● **ROWS**:

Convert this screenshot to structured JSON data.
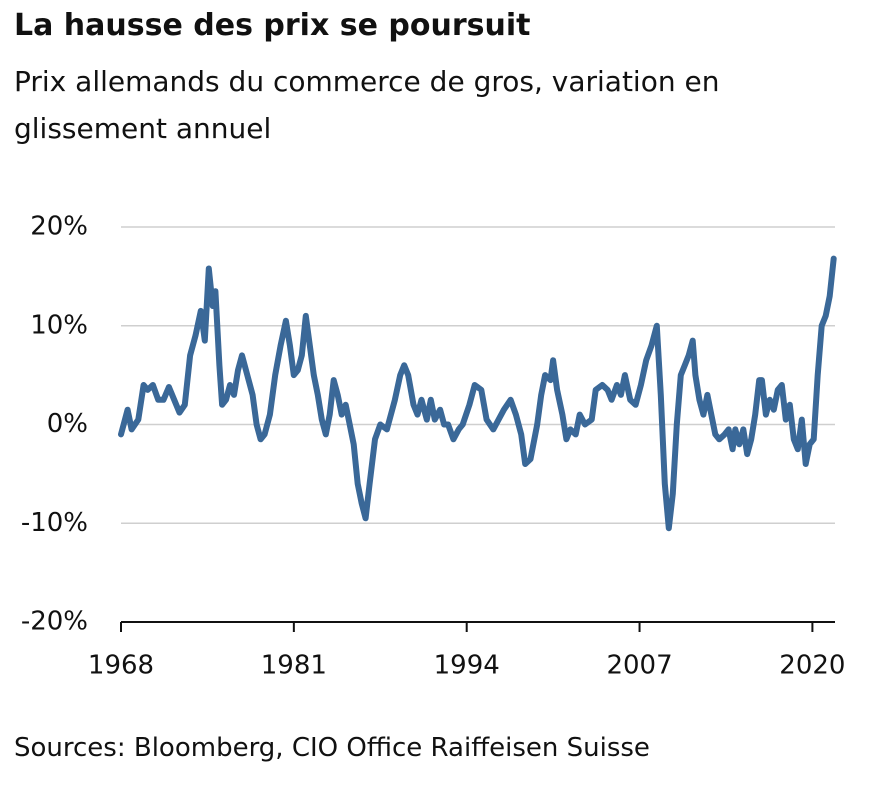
{
  "chart_data": {
    "type": "line",
    "title": "La hausse des prix se poursuit",
    "subtitle": "Prix allemands du commerce de gros, variation en glissement annuel",
    "source": "Sources: Bloomberg, CIO Office Raiffeisen Suisse",
    "color": "#3a6898",
    "x": [
      1968.0,
      1968.5,
      1968.8,
      1969.3,
      1969.7,
      1970.0,
      1970.4,
      1970.8,
      1971.2,
      1971.6,
      1972.0,
      1972.4,
      1972.8,
      1973.2,
      1973.6,
      1974.0,
      1974.3,
      1974.6,
      1974.9,
      1975.1,
      1975.4,
      1975.6,
      1975.9,
      1976.2,
      1976.5,
      1976.8,
      1977.1,
      1977.5,
      1977.9,
      1978.2,
      1978.5,
      1978.8,
      1979.2,
      1979.6,
      1980.0,
      1980.4,
      1980.7,
      1981.0,
      1981.3,
      1981.6,
      1981.9,
      1982.2,
      1982.5,
      1982.8,
      1983.1,
      1983.4,
      1983.7,
      1984.0,
      1984.3,
      1984.6,
      1984.9,
      1985.2,
      1985.5,
      1985.8,
      1986.1,
      1986.4,
      1986.7,
      1987.1,
      1987.5,
      1988.0,
      1988.3,
      1988.6,
      1989.0,
      1989.3,
      1989.6,
      1990.0,
      1990.3,
      1990.6,
      1991.0,
      1991.3,
      1991.6,
      1992.0,
      1992.3,
      1992.6,
      1993.0,
      1993.4,
      1993.7,
      1994.2,
      1994.6,
      1995.1,
      1995.5,
      1996.0,
      1996.4,
      1996.8,
      1997.3,
      1997.7,
      1998.1,
      1998.4,
      1998.8,
      1999.3,
      1999.6,
      1999.9,
      2000.3,
      2000.5,
      2000.8,
      2001.2,
      2001.5,
      2001.8,
      2002.2,
      2002.5,
      2002.9,
      2003.4,
      2003.7,
      2004.2,
      2004.6,
      2004.9,
      2005.3,
      2005.6,
      2005.9,
      2006.3,
      2006.7,
      2007.1,
      2007.5,
      2007.9,
      2008.3,
      2008.6,
      2008.9,
      2009.2,
      2009.5,
      2009.8,
      2010.1,
      2010.4,
      2010.7,
      2011.0,
      2011.2,
      2011.5,
      2011.8,
      2012.1,
      2012.4,
      2012.7,
      2013.0,
      2013.4,
      2013.7,
      2014.0,
      2014.2,
      2014.5,
      2014.8,
      2015.1,
      2015.4,
      2015.7,
      2016.0,
      2016.2,
      2016.5,
      2016.8,
      2017.1,
      2017.4,
      2017.7,
      2018.0,
      2018.3,
      2018.6,
      2018.9,
      2019.2,
      2019.5,
      2019.8,
      2020.1,
      2020.4,
      2020.7,
      2021.0,
      2021.3,
      2021.6
    ],
    "values": [
      -1,
      1.5,
      -0.5,
      0.5,
      4,
      3.5,
      4,
      2.5,
      2.5,
      3.8,
      2.5,
      1.2,
      2,
      7,
      9,
      11.5,
      8.5,
      15.8,
      12,
      13.5,
      6,
      2,
      2.5,
      4,
      3,
      5.5,
      7,
      5,
      3,
      0,
      -1.5,
      -1,
      1,
      5,
      8,
      10.5,
      8,
      5,
      5.5,
      7,
      11,
      8,
      5,
      3,
      0.5,
      -1,
      1,
      4.5,
      3,
      1,
      2,
      0,
      -2,
      -6,
      -8,
      -9.5,
      -6,
      -1.5,
      0,
      -0.5,
      1,
      2.5,
      5,
      6,
      5,
      2,
      1,
      2.5,
      0.5,
      2.5,
      0.5,
      1.5,
      0,
      0,
      -1.5,
      -0.5,
      0,
      2,
      4,
      3.5,
      0.5,
      -0.5,
      0.5,
      1.5,
      2.5,
      1,
      -1,
      -4,
      -3.5,
      0,
      3,
      5,
      4.5,
      6.5,
      3.5,
      1,
      -1.5,
      -0.5,
      -1,
      1,
      0,
      0.5,
      3.5,
      4,
      3.5,
      2.5,
      4,
      3,
      5,
      2.5,
      2,
      4,
      6.5,
      8,
      10,
      3,
      -6,
      -10.5,
      -7,
      0,
      5,
      6,
      7,
      8.5,
      5,
      2.5,
      1,
      3,
      1,
      -1,
      -1.5,
      -1,
      -0.5,
      -2.5,
      -0.5,
      -2,
      -0.5,
      -3,
      -1.5,
      1,
      4.5,
      4.5,
      1,
      2.5,
      1.5,
      3.5,
      4,
      0.5,
      2,
      -1.5,
      -2.5,
      0.5,
      -4,
      -2,
      -1.5,
      5,
      10,
      11,
      13,
      16.8
    ],
    "xlim": [
      1968,
      2021.7
    ],
    "xticks": [
      1968,
      1981,
      1994,
      2007,
      2020
    ],
    "ylim": [
      -20,
      20
    ],
    "yticks": [
      {
        "value": -20,
        "label": "-20%"
      },
      {
        "value": -10,
        "label": "-10%"
      },
      {
        "value": 0,
        "label": "0%"
      },
      {
        "value": 10,
        "label": "10%"
      },
      {
        "value": 20,
        "label": "20%"
      }
    ],
    "grid": true
  }
}
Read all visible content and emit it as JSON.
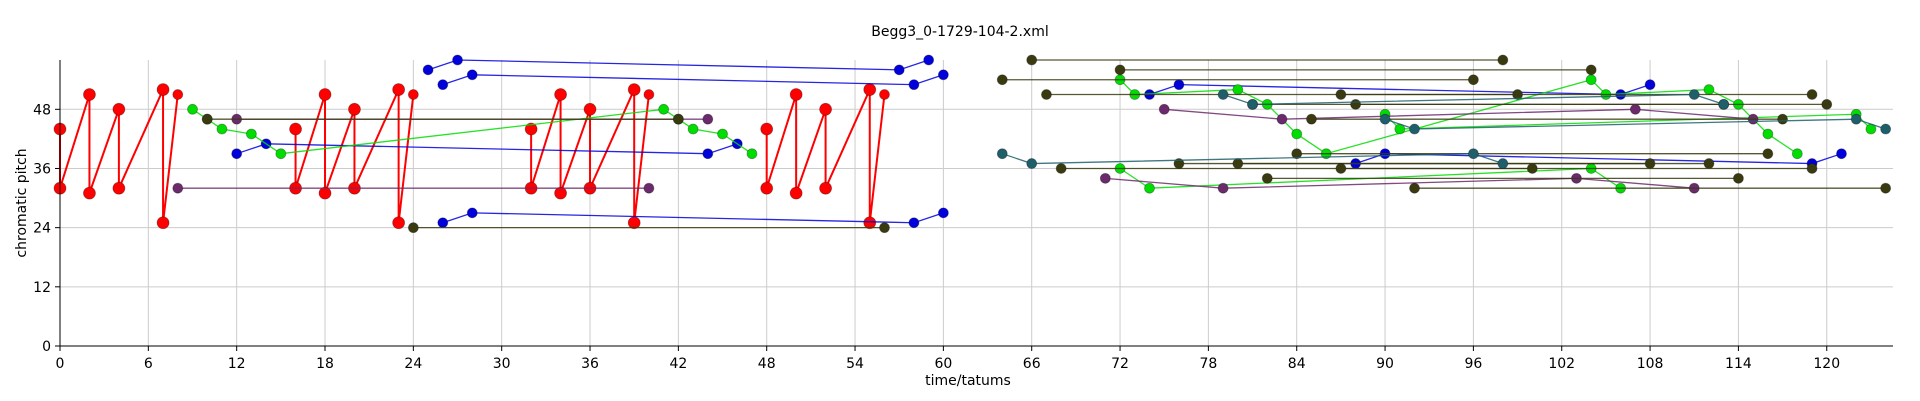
{
  "chart_data": {
    "type": "scatter",
    "title": "Begg3_0-1729-104-2.xml",
    "xlabel": "time/tatums",
    "ylabel": "chromatic pitch",
    "xlim": [
      0,
      124.5
    ],
    "ylim": [
      0,
      58
    ],
    "x_ticks": [
      0,
      6,
      12,
      18,
      24,
      30,
      36,
      42,
      48,
      54,
      60,
      66,
      72,
      78,
      84,
      90,
      96,
      102,
      108,
      114,
      120
    ],
    "y_ticks": [
      0,
      12,
      24,
      36,
      48
    ],
    "grid": true,
    "colors": {
      "red": "#ff0000",
      "blue": "#0000dd",
      "green": "#00dd00",
      "purple": "#6b2a6b",
      "olive": "#3a3a10",
      "teal": "#1e5f6b"
    },
    "series": [
      {
        "color": "red",
        "points": [
          [
            0,
            44
          ],
          [
            0,
            32
          ],
          [
            2,
            51
          ],
          [
            2,
            31
          ],
          [
            4,
            48
          ],
          [
            4,
            32
          ],
          [
            7,
            52
          ],
          [
            7,
            25
          ],
          [
            8,
            51
          ]
        ]
      },
      {
        "color": "red",
        "points": [
          [
            16,
            44
          ],
          [
            16,
            32
          ],
          [
            18,
            51
          ],
          [
            18,
            31
          ],
          [
            20,
            48
          ],
          [
            20,
            32
          ],
          [
            23,
            52
          ],
          [
            23,
            25
          ],
          [
            24,
            51
          ]
        ]
      },
      {
        "color": "red",
        "points": [
          [
            32,
            44
          ],
          [
            32,
            32
          ],
          [
            34,
            51
          ],
          [
            34,
            31
          ],
          [
            36,
            48
          ],
          [
            36,
            32
          ],
          [
            39,
            52
          ],
          [
            39,
            25
          ],
          [
            40,
            51
          ]
        ]
      },
      {
        "color": "red",
        "points": [
          [
            48,
            44
          ],
          [
            48,
            32
          ],
          [
            50,
            51
          ],
          [
            50,
            31
          ],
          [
            52,
            48
          ],
          [
            52,
            32
          ],
          [
            55,
            52
          ],
          [
            55,
            25
          ],
          [
            56,
            51
          ]
        ]
      },
      {
        "color": "blue",
        "points": [
          [
            25,
            56
          ],
          [
            27,
            58
          ],
          [
            57,
            56
          ],
          [
            59,
            58
          ]
        ]
      },
      {
        "color": "blue",
        "points": [
          [
            26,
            53
          ],
          [
            28,
            55
          ],
          [
            58,
            53
          ],
          [
            60,
            55
          ]
        ]
      },
      {
        "color": "blue",
        "points": [
          [
            26,
            25
          ],
          [
            28,
            27
          ],
          [
            58,
            25
          ],
          [
            60,
            27
          ]
        ]
      },
      {
        "color": "blue",
        "points": [
          [
            12,
            39
          ],
          [
            14,
            41
          ],
          [
            44,
            39
          ],
          [
            46,
            41
          ]
        ]
      },
      {
        "color": "blue",
        "points": [
          [
            74,
            51
          ],
          [
            76,
            53
          ],
          [
            106,
            51
          ],
          [
            108,
            53
          ]
        ]
      },
      {
        "color": "blue",
        "points": [
          [
            88,
            37
          ],
          [
            90,
            39
          ],
          [
            119,
            37
          ],
          [
            121,
            39
          ]
        ]
      },
      {
        "color": "green",
        "points": [
          [
            9,
            48
          ],
          [
            10,
            46
          ],
          [
            11,
            44
          ],
          [
            13,
            43
          ],
          [
            15,
            39
          ],
          [
            41,
            48
          ],
          [
            42,
            46
          ],
          [
            43,
            44
          ],
          [
            45,
            43
          ],
          [
            47,
            39
          ]
        ]
      },
      {
        "color": "green",
        "points": [
          [
            72,
            54
          ],
          [
            73,
            51
          ],
          [
            80,
            52
          ],
          [
            82,
            49
          ],
          [
            84,
            43
          ],
          [
            86,
            39
          ],
          [
            104,
            54
          ],
          [
            105,
            51
          ],
          [
            112,
            52
          ],
          [
            114,
            49
          ],
          [
            116,
            43
          ],
          [
            118,
            39
          ]
        ]
      },
      {
        "color": "green",
        "points": [
          [
            72,
            36
          ],
          [
            74,
            32
          ],
          [
            104,
            36
          ],
          [
            106,
            32
          ]
        ]
      },
      {
        "color": "green",
        "points": [
          [
            90,
            47
          ],
          [
            91,
            44
          ],
          [
            122,
            47
          ],
          [
            123,
            44
          ]
        ]
      },
      {
        "color": "purple",
        "points": [
          [
            8,
            32
          ],
          [
            40,
            32
          ]
        ]
      },
      {
        "color": "purple",
        "points": [
          [
            12,
            46
          ],
          [
            44,
            46
          ]
        ]
      },
      {
        "color": "purple",
        "points": [
          [
            71,
            34
          ],
          [
            79,
            32
          ],
          [
            103,
            34
          ],
          [
            111,
            32
          ]
        ]
      },
      {
        "color": "purple",
        "points": [
          [
            75,
            48
          ],
          [
            83,
            46
          ],
          [
            107,
            48
          ],
          [
            115,
            46
          ]
        ]
      },
      {
        "color": "olive",
        "points": [
          [
            10,
            46
          ],
          [
            42,
            46
          ]
        ]
      },
      {
        "color": "olive",
        "points": [
          [
            24,
            24
          ],
          [
            56,
            24
          ]
        ]
      },
      {
        "color": "olive",
        "points": [
          [
            64,
            54
          ],
          [
            96,
            54
          ]
        ]
      },
      {
        "color": "olive",
        "points": [
          [
            66,
            58
          ],
          [
            98,
            58
          ]
        ]
      },
      {
        "color": "olive",
        "points": [
          [
            67,
            51
          ],
          [
            99,
            51
          ]
        ]
      },
      {
        "color": "olive",
        "points": [
          [
            68,
            36
          ],
          [
            100,
            36
          ]
        ]
      },
      {
        "color": "olive",
        "points": [
          [
            72,
            56
          ],
          [
            104,
            56
          ]
        ]
      },
      {
        "color": "olive",
        "points": [
          [
            76,
            37
          ],
          [
            108,
            37
          ]
        ]
      },
      {
        "color": "olive",
        "points": [
          [
            80,
            37
          ],
          [
            112,
            37
          ]
        ]
      },
      {
        "color": "olive",
        "points": [
          [
            81,
            49
          ],
          [
            113,
            49
          ]
        ]
      },
      {
        "color": "olive",
        "points": [
          [
            82,
            34
          ],
          [
            114,
            34
          ]
        ]
      },
      {
        "color": "olive",
        "points": [
          [
            84,
            39
          ],
          [
            116,
            39
          ]
        ]
      },
      {
        "color": "olive",
        "points": [
          [
            85,
            46
          ],
          [
            117,
            46
          ]
        ]
      },
      {
        "color": "olive",
        "points": [
          [
            87,
            51
          ],
          [
            119,
            51
          ]
        ]
      },
      {
        "color": "olive",
        "points": [
          [
            87,
            36
          ],
          [
            119,
            36
          ]
        ]
      },
      {
        "color": "olive",
        "points": [
          [
            88,
            49
          ],
          [
            120,
            49
          ]
        ]
      },
      {
        "color": "olive",
        "points": [
          [
            92,
            32
          ],
          [
            124,
            32
          ]
        ]
      },
      {
        "color": "teal",
        "points": [
          [
            64,
            39
          ],
          [
            66,
            37
          ],
          [
            96,
            39
          ],
          [
            98,
            37
          ]
        ]
      },
      {
        "color": "teal",
        "points": [
          [
            79,
            51
          ],
          [
            81,
            49
          ],
          [
            111,
            51
          ],
          [
            113,
            49
          ]
        ]
      },
      {
        "color": "teal",
        "points": [
          [
            90,
            46
          ],
          [
            92,
            44
          ],
          [
            122,
            46
          ],
          [
            124,
            44
          ]
        ]
      }
    ]
  }
}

● **WRITTEN EXERCISE**: Out of the records, collect only those lines that contain the string "JSON".

● **OUTPUT BELOW**:
Convert this screenshot to structured JSON data.
Read all visible content and emit it as JSON.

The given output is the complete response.